WHAT IS EXPECTED
Every line that holds "Anzahl" should be shown.
++++
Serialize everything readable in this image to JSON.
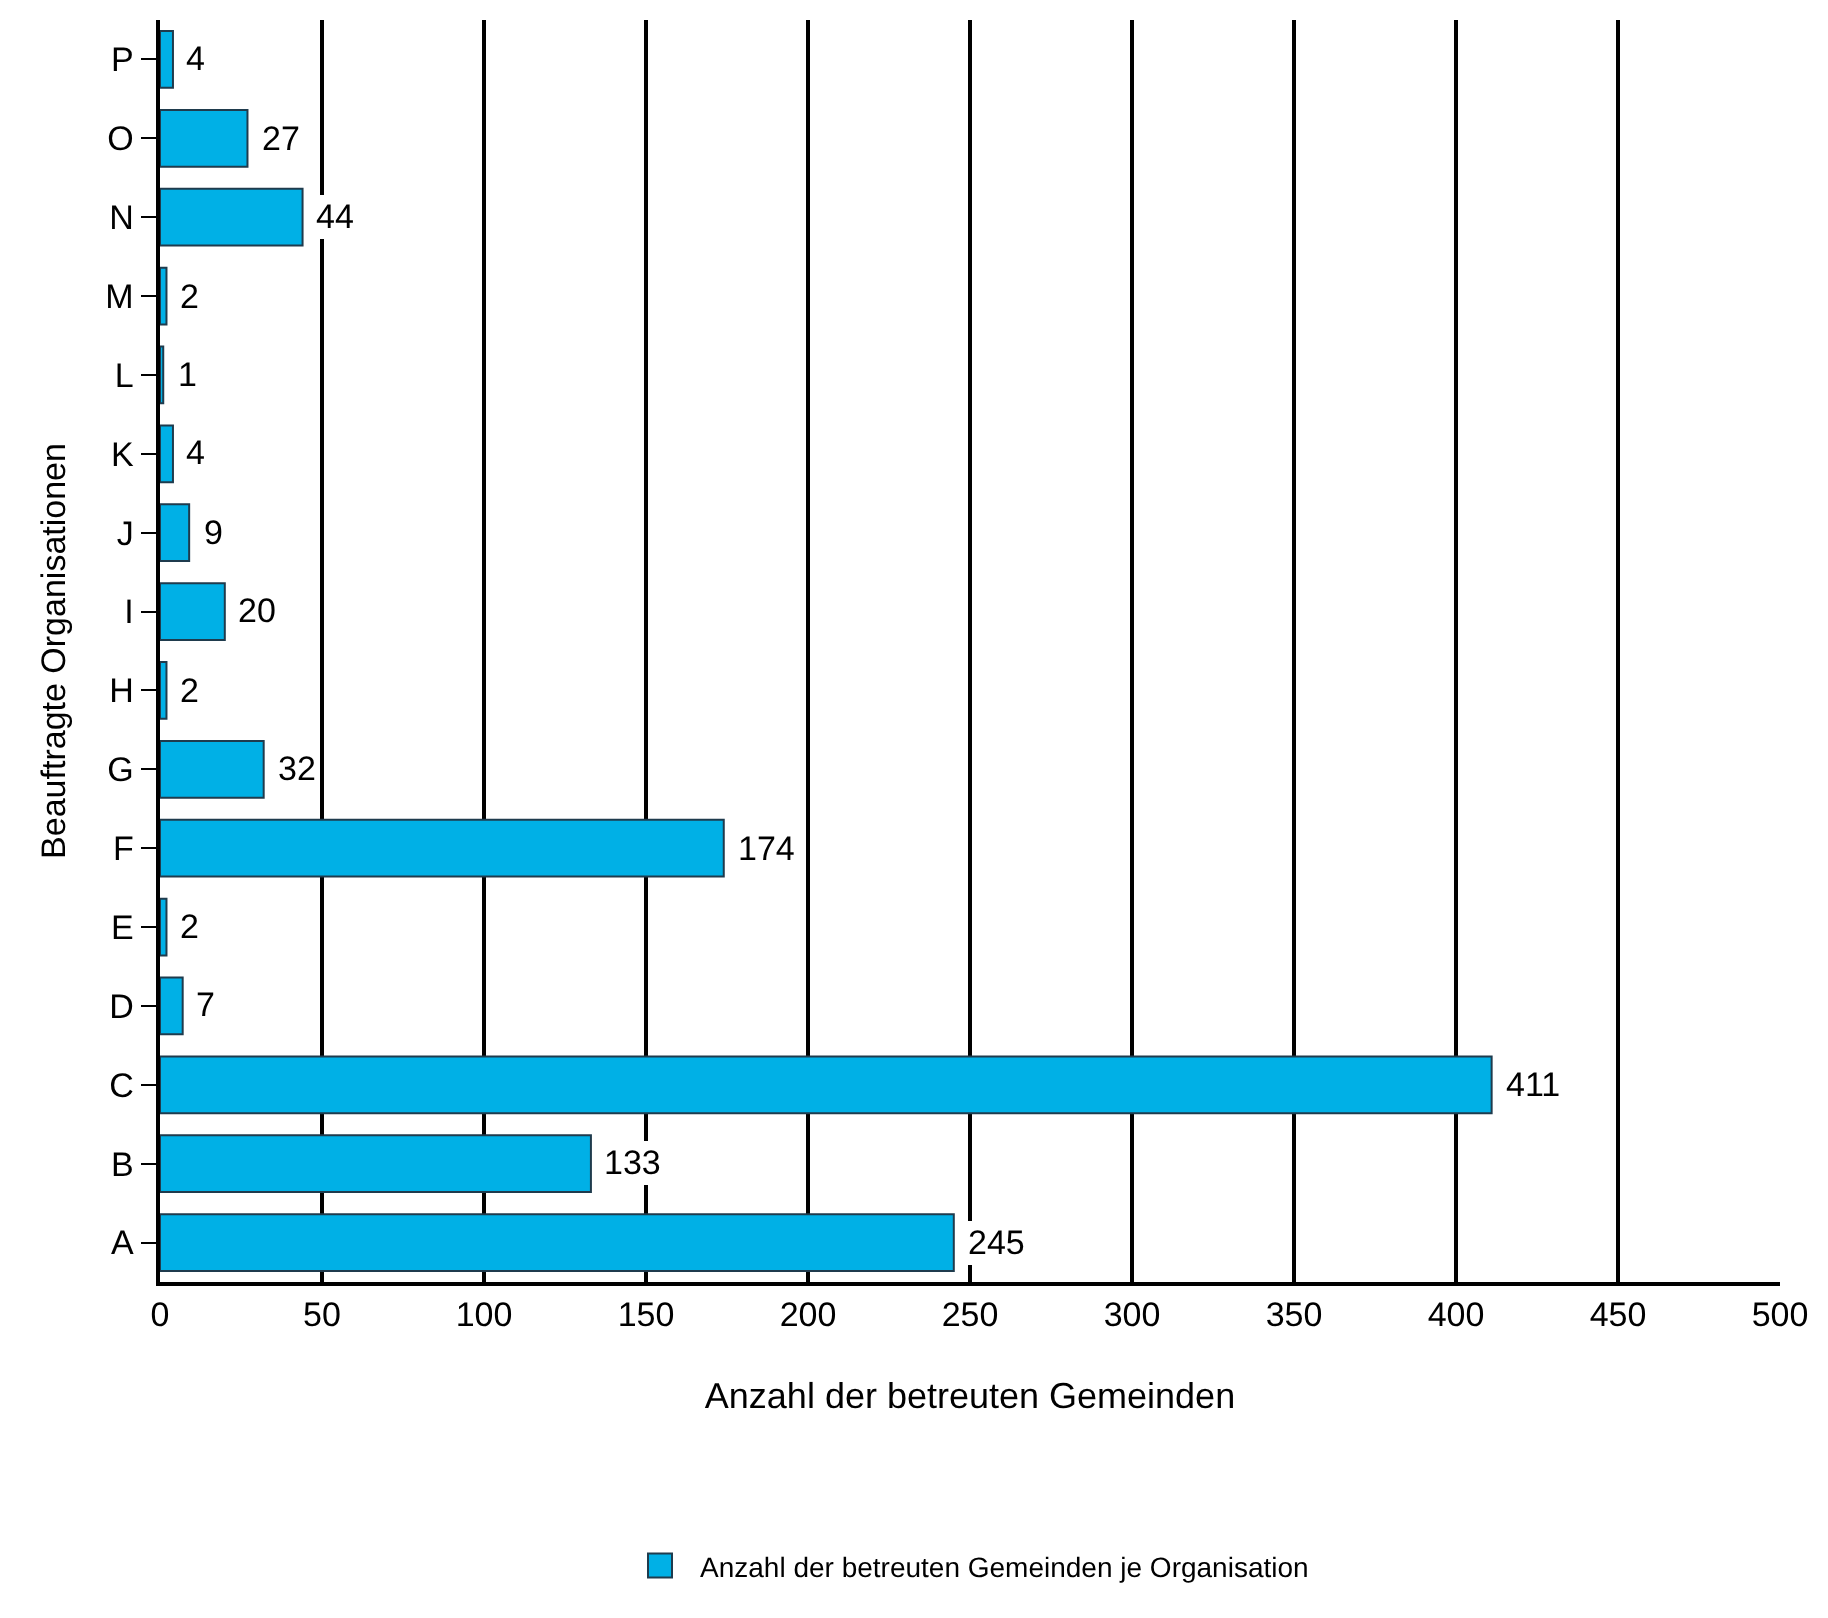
{
  "chart_data": {
    "type": "bar",
    "orientation": "horizontal",
    "xlabel": "Anzahl der betreuten Gemeinden",
    "ylabel": "Beauftragte Organisationen",
    "categories": [
      "P",
      "O",
      "N",
      "M",
      "L",
      "K",
      "J",
      "I",
      "H",
      "G",
      "F",
      "E",
      "D",
      "C",
      "B",
      "A"
    ],
    "series": [
      {
        "name": "Anzahl der betreuten Gemeinden je Organisation",
        "color": "#00b0e6",
        "values": [
          4,
          27,
          44,
          2,
          1,
          4,
          9,
          20,
          2,
          32,
          174,
          2,
          7,
          411,
          133,
          245
        ]
      }
    ],
    "xlim": [
      0,
      500
    ],
    "xticks": [
      0,
      50,
      100,
      150,
      200,
      250,
      300,
      350,
      400,
      450,
      500
    ],
    "grid": "x",
    "legend": "bottom",
    "data_labels": true
  }
}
++++
COMPLETED EXERCISE
    "xlabel": "Anzahl der betreuten Gemeinden",
        "name": "Anzahl der betreuten Gemeinden je Organisation",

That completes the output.